** begin **

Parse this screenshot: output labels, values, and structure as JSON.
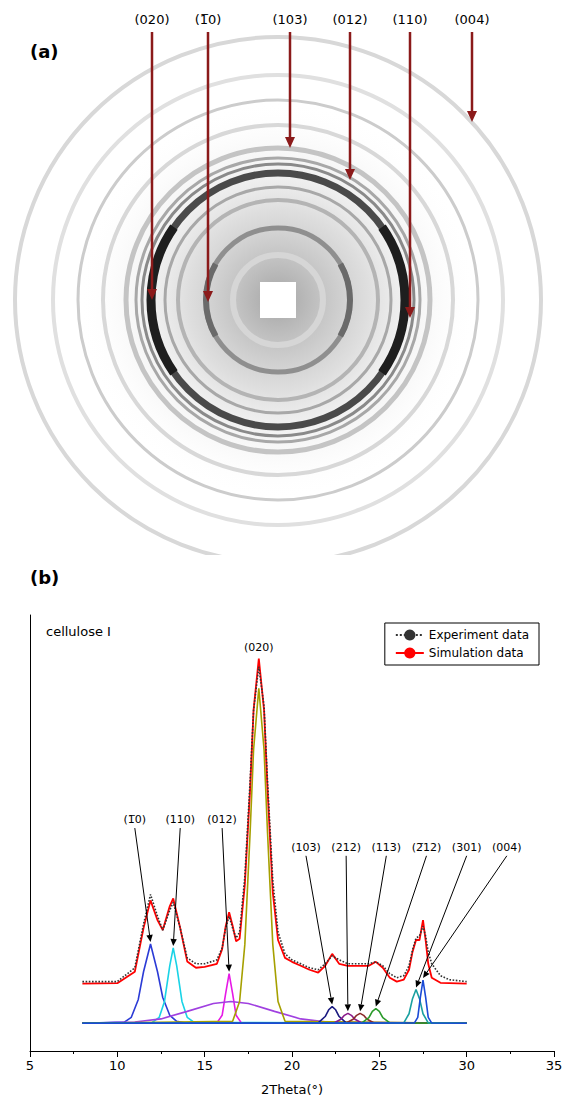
{
  "image_panel": {
    "letter": "(a)",
    "labels": [
      "(020)",
      "(1̅0)",
      "(103)",
      "(012)",
      "(110)",
      "(004)"
    ]
  },
  "chart_data": {
    "type": "line",
    "panel_label": "(b)",
    "annotations": [
      {
        "text": "cellulose I"
      }
    ],
    "xlabel": "2Theta(°)",
    "xlim": [
      5,
      35
    ],
    "xticks": [
      5,
      10,
      15,
      20,
      25,
      30,
      35
    ],
    "ylim": [
      0,
      110
    ],
    "tick_labels": "x",
    "grid": false,
    "legend": "upper right",
    "series": [
      {
        "name": "Experiment data",
        "color": "#333333",
        "line_style": "dotted",
        "x": [
          8,
          10,
          11,
          11.5,
          11.9,
          12.3,
          12.6,
          13.0,
          13.2,
          13.6,
          14.0,
          14.5,
          15.0,
          15.7,
          16.0,
          16.2,
          16.4,
          16.6,
          16.8,
          17.0,
          17.3,
          17.6,
          17.8,
          18.1,
          18.4,
          18.6,
          18.9,
          19.2,
          19.6,
          20.0,
          20.5,
          21.0,
          21.5,
          21.9,
          22.3,
          22.7,
          23.2,
          23.6,
          23.9,
          24.4,
          24.8,
          25.2,
          25.6,
          26.0,
          26.4,
          26.7,
          26.9,
          27.1,
          27.3,
          27.5,
          27.65,
          27.8,
          28.0,
          28.5,
          29,
          30
        ],
        "values": [
          17.5,
          17.5,
          21,
          32,
          39.5,
          34,
          30.5,
          35.5,
          37.5,
          31,
          23.5,
          22,
          22,
          23,
          26,
          31,
          34,
          31,
          28.5,
          30,
          44,
          68,
          86,
          97,
          87,
          68,
          43,
          30,
          24.5,
          23,
          22,
          21,
          20.5,
          22,
          24,
          23,
          22,
          22,
          22,
          22,
          22.5,
          21.5,
          19.5,
          18.5,
          19,
          21.5,
          25.5,
          28.5,
          29,
          31.5,
          29,
          25,
          22,
          19,
          18,
          17.5
        ]
      },
      {
        "name": "Simulation data",
        "color": "#ff0000",
        "line_style": "solid",
        "x": [
          8,
          10,
          11,
          11.5,
          11.9,
          12.3,
          12.6,
          13.0,
          13.2,
          13.6,
          14.0,
          14.5,
          15.0,
          15.7,
          16.0,
          16.2,
          16.4,
          16.6,
          16.8,
          17.0,
          17.3,
          17.6,
          17.8,
          18.1,
          18.4,
          18.6,
          18.9,
          19.2,
          19.6,
          20.0,
          20.5,
          21.0,
          21.5,
          21.9,
          22.3,
          22.7,
          23.2,
          23.6,
          23.9,
          24.4,
          24.8,
          25.2,
          25.6,
          26.0,
          26.4,
          26.7,
          26.9,
          27.1,
          27.3,
          27.5,
          27.65,
          27.8,
          28.0,
          28.5,
          30
        ],
        "values": [
          17,
          17.1,
          20,
          31,
          38,
          33,
          30.5,
          36.5,
          38.5,
          31,
          22.6,
          21,
          21.2,
          22,
          25.7,
          31.4,
          35,
          31.6,
          27.7,
          28.3,
          42,
          66,
          86,
          99,
          86,
          66,
          40,
          28,
          23.5,
          22.5,
          21.5,
          20.5,
          19.8,
          21.5,
          24.5,
          22,
          21.5,
          21.5,
          21.5,
          21.5,
          22.5,
          21,
          18.5,
          17.5,
          18,
          20.5,
          25,
          28,
          28,
          33,
          28,
          22,
          18.5,
          17.2,
          17
        ]
      }
    ],
    "components": [
      {
        "label": "(1̅0)",
        "color": "#2b3bd6",
        "x": [
          8,
          10.4,
          10.8,
          11.2,
          11.5,
          11.9,
          12.3,
          12.6,
          13.0,
          13.4,
          14.0,
          30
        ],
        "values": [
          7,
          7.3,
          8.5,
          13,
          20,
          27,
          20,
          13.5,
          9,
          7.5,
          7,
          7
        ]
      },
      {
        "label": "(110)",
        "color": "#19d3e6",
        "x": [
          8,
          12.0,
          12.4,
          12.7,
          13.0,
          13.2,
          13.4,
          13.7,
          14.0,
          14.4,
          30
        ],
        "values": [
          7,
          7.2,
          8.5,
          12.5,
          21.5,
          26,
          21.5,
          12.5,
          8.5,
          7.2,
          7
        ]
      },
      {
        "label": "(012)",
        "color": "#e619e6",
        "x": [
          8,
          15.7,
          16.0,
          16.2,
          16.4,
          16.6,
          16.8,
          17.1,
          30
        ],
        "values": [
          7,
          7.1,
          9.0,
          14.5,
          19.5,
          14.5,
          9.0,
          7.1,
          7
        ]
      },
      {
        "color": "#a040e0",
        "x": [
          8,
          11,
          12.5,
          14,
          15.5,
          16.5,
          17.5,
          19,
          20.5,
          22,
          30
        ],
        "values": [
          7,
          7.3,
          8.1,
          10.0,
          12.0,
          12.5,
          12.0,
          10.0,
          8.1,
          7.3,
          7
        ]
      },
      {
        "label": "(020)",
        "color": "#a6a000",
        "x": [
          8,
          16.6,
          17.0,
          17.3,
          17.6,
          17.8,
          18.1,
          18.4,
          18.6,
          18.9,
          19.2,
          19.6,
          30
        ],
        "values": [
          7,
          7.5,
          12.5,
          26.9,
          55,
          76,
          91.5,
          76,
          55,
          26.9,
          12.5,
          7.5,
          7
        ]
      },
      {
        "label": "(103)",
        "color": "#1a1a80",
        "x": [
          8,
          21.5,
          21.9,
          22.1,
          22.3,
          22.5,
          22.7,
          23.1,
          30
        ],
        "values": [
          7,
          7.1,
          8.7,
          10.4,
          11.2,
          10.4,
          8.7,
          7.1,
          7
        ]
      },
      {
        "label": "(212)",
        "color": "#8a1a8a",
        "x": [
          8,
          22.4,
          22.8,
          23.0,
          23.2,
          23.4,
          23.6,
          24.0,
          30
        ],
        "values": [
          7,
          7.05,
          8.0,
          9.0,
          9.5,
          9.0,
          8.0,
          7.05,
          7
        ]
      },
      {
        "label": "(113)",
        "color": "#8b2a2a",
        "x": [
          8,
          23.1,
          23.5,
          23.7,
          23.9,
          24.1,
          24.3,
          24.7,
          30
        ],
        "values": [
          7,
          7.05,
          8.0,
          9.0,
          9.5,
          9.0,
          8.0,
          7.05,
          7
        ]
      },
      {
        "label": "(2̅12)",
        "color": "#2a9a2a",
        "x": [
          8,
          24.0,
          24.4,
          24.6,
          24.8,
          25.0,
          25.2,
          25.6,
          30
        ],
        "values": [
          7,
          7.1,
          8.4,
          10.0,
          10.7,
          10.0,
          8.4,
          7.1,
          7
        ]
      },
      {
        "label": "(301)",
        "color": "#1aa0a0",
        "x": [
          8,
          26.4,
          26.7,
          26.9,
          27.1,
          27.3,
          27.5,
          27.8,
          30
        ],
        "values": [
          7,
          7.1,
          9.4,
          13.2,
          15.5,
          13.2,
          9.4,
          7.1,
          7
        ]
      },
      {
        "label": "(004)",
        "color": "#1a4ad6",
        "x": [
          8,
          27.0,
          27.2,
          27.35,
          27.5,
          27.65,
          27.8,
          28.0,
          30
        ],
        "values": [
          7,
          7.05,
          8.5,
          13.6,
          17.9,
          13.6,
          8.5,
          7.05,
          7
        ]
      }
    ]
  }
}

** end **

**WORK TO COMPLETE**
Print the records word for word and exclude any picture they hold.

**RESPONSE TO THIS TASK**
Parse this screenshot: output labels, values, and structure as JSON.
{
  "image_panel": {
    "letter": "(a)",
    "labels": [
      "(020)",
      "(1̅0)",
      "(103)",
      "(012)",
      "(110)",
      "(004)"
    ]
  },
  "chart_data": {
    "type": "line",
    "panel_label": "(b)",
    "annotations": [
      {
        "text": "cellulose I"
      }
    ],
    "xlabel": "2Theta(°)",
    "xlim": [
      5,
      35
    ],
    "xticks": [
      5,
      10,
      15,
      20,
      25,
      30,
      35
    ],
    "ylim": [
      0,
      110
    ],
    "tick_labels": "x",
    "grid": false,
    "legend": "upper right",
    "series": [
      {
        "name": "Experiment data",
        "color": "#333333",
        "line_style": "dotted",
        "x": [
          8,
          10,
          11,
          11.5,
          11.9,
          12.3,
          12.6,
          13.0,
          13.2,
          13.6,
          14.0,
          14.5,
          15.0,
          15.7,
          16.0,
          16.2,
          16.4,
          16.6,
          16.8,
          17.0,
          17.3,
          17.6,
          17.8,
          18.1,
          18.4,
          18.6,
          18.9,
          19.2,
          19.6,
          20.0,
          20.5,
          21.0,
          21.5,
          21.9,
          22.3,
          22.7,
          23.2,
          23.6,
          23.9,
          24.4,
          24.8,
          25.2,
          25.6,
          26.0,
          26.4,
          26.7,
          26.9,
          27.1,
          27.3,
          27.5,
          27.65,
          27.8,
          28.0,
          28.5,
          29,
          30
        ],
        "values": [
          17.5,
          17.5,
          21,
          32,
          39.5,
          34,
          30.5,
          35.5,
          37.5,
          31,
          23.5,
          22,
          22,
          23,
          26,
          31,
          34,
          31,
          28.5,
          30,
          44,
          68,
          86,
          97,
          87,
          68,
          43,
          30,
          24.5,
          23,
          22,
          21,
          20.5,
          22,
          24,
          23,
          22,
          22,
          22,
          22,
          22.5,
          21.5,
          19.5,
          18.5,
          19,
          21.5,
          25.5,
          28.5,
          29,
          31.5,
          29,
          25,
          22,
          19,
          18,
          17.5
        ]
      },
      {
        "name": "Simulation data",
        "color": "#ff0000",
        "line_style": "solid",
        "x": [
          8,
          10,
          11,
          11.5,
          11.9,
          12.3,
          12.6,
          13.0,
          13.2,
          13.6,
          14.0,
          14.5,
          15.0,
          15.7,
          16.0,
          16.2,
          16.4,
          16.6,
          16.8,
          17.0,
          17.3,
          17.6,
          17.8,
          18.1,
          18.4,
          18.6,
          18.9,
          19.2,
          19.6,
          20.0,
          20.5,
          21.0,
          21.5,
          21.9,
          22.3,
          22.7,
          23.2,
          23.6,
          23.9,
          24.4,
          24.8,
          25.2,
          25.6,
          26.0,
          26.4,
          26.7,
          26.9,
          27.1,
          27.3,
          27.5,
          27.65,
          27.8,
          28.0,
          28.5,
          30
        ],
        "values": [
          17,
          17.1,
          20,
          31,
          38,
          33,
          30.5,
          36.5,
          38.5,
          31,
          22.6,
          21,
          21.2,
          22,
          25.7,
          31.4,
          35,
          31.6,
          27.7,
          28.3,
          42,
          66,
          86,
          99,
          86,
          66,
          40,
          28,
          23.5,
          22.5,
          21.5,
          20.5,
          19.8,
          21.5,
          24.5,
          22,
          21.5,
          21.5,
          21.5,
          21.5,
          22.5,
          21,
          18.5,
          17.5,
          18,
          20.5,
          25,
          28,
          28,
          33,
          28,
          22,
          18.5,
          17.2,
          17
        ]
      }
    ],
    "components": [
      {
        "label": "(1̅0)",
        "color": "#2b3bd6",
        "x": [
          8,
          10.4,
          10.8,
          11.2,
          11.5,
          11.9,
          12.3,
          12.6,
          13.0,
          13.4,
          14.0,
          30
        ],
        "values": [
          7,
          7.3,
          8.5,
          13,
          20,
          27,
          20,
          13.5,
          9,
          7.5,
          7,
          7
        ]
      },
      {
        "label": "(110)",
        "color": "#19d3e6",
        "x": [
          8,
          12.0,
          12.4,
          12.7,
          13.0,
          13.2,
          13.4,
          13.7,
          14.0,
          14.4,
          30
        ],
        "values": [
          7,
          7.2,
          8.5,
          12.5,
          21.5,
          26,
          21.5,
          12.5,
          8.5,
          7.2,
          7
        ]
      },
      {
        "label": "(012)",
        "color": "#e619e6",
        "x": [
          8,
          15.7,
          16.0,
          16.2,
          16.4,
          16.6,
          16.8,
          17.1,
          30
        ],
        "values": [
          7,
          7.1,
          9.0,
          14.5,
          19.5,
          14.5,
          9.0,
          7.1,
          7
        ]
      },
      {
        "color": "#a040e0",
        "x": [
          8,
          11,
          12.5,
          14,
          15.5,
          16.5,
          17.5,
          19,
          20.5,
          22,
          30
        ],
        "values": [
          7,
          7.3,
          8.1,
          10.0,
          12.0,
          12.5,
          12.0,
          10.0,
          8.1,
          7.3,
          7
        ]
      },
      {
        "label": "(020)",
        "color": "#a6a000",
        "x": [
          8,
          16.6,
          17.0,
          17.3,
          17.6,
          17.8,
          18.1,
          18.4,
          18.6,
          18.9,
          19.2,
          19.6,
          30
        ],
        "values": [
          7,
          7.5,
          12.5,
          26.9,
          55,
          76,
          91.5,
          76,
          55,
          26.9,
          12.5,
          7.5,
          7
        ]
      },
      {
        "label": "(103)",
        "color": "#1a1a80",
        "x": [
          8,
          21.5,
          21.9,
          22.1,
          22.3,
          22.5,
          22.7,
          23.1,
          30
        ],
        "values": [
          7,
          7.1,
          8.7,
          10.4,
          11.2,
          10.4,
          8.7,
          7.1,
          7
        ]
      },
      {
        "label": "(212)",
        "color": "#8a1a8a",
        "x": [
          8,
          22.4,
          22.8,
          23.0,
          23.2,
          23.4,
          23.6,
          24.0,
          30
        ],
        "values": [
          7,
          7.05,
          8.0,
          9.0,
          9.5,
          9.0,
          8.0,
          7.05,
          7
        ]
      },
      {
        "label": "(113)",
        "color": "#8b2a2a",
        "x": [
          8,
          23.1,
          23.5,
          23.7,
          23.9,
          24.1,
          24.3,
          24.7,
          30
        ],
        "values": [
          7,
          7.05,
          8.0,
          9.0,
          9.5,
          9.0,
          8.0,
          7.05,
          7
        ]
      },
      {
        "label": "(2̅12)",
        "color": "#2a9a2a",
        "x": [
          8,
          24.0,
          24.4,
          24.6,
          24.8,
          25.0,
          25.2,
          25.6,
          30
        ],
        "values": [
          7,
          7.1,
          8.4,
          10.0,
          10.7,
          10.0,
          8.4,
          7.1,
          7
        ]
      },
      {
        "label": "(301)",
        "color": "#1aa0a0",
        "x": [
          8,
          26.4,
          26.7,
          26.9,
          27.1,
          27.3,
          27.5,
          27.8,
          30
        ],
        "values": [
          7,
          7.1,
          9.4,
          13.2,
          15.5,
          13.2,
          9.4,
          7.1,
          7
        ]
      },
      {
        "label": "(004)",
        "color": "#1a4ad6",
        "x": [
          8,
          27.0,
          27.2,
          27.35,
          27.5,
          27.65,
          27.8,
          28.0,
          30
        ],
        "values": [
          7,
          7.05,
          8.5,
          13.6,
          17.9,
          13.6,
          8.5,
          7.05,
          7
        ]
      }
    ]
  }
}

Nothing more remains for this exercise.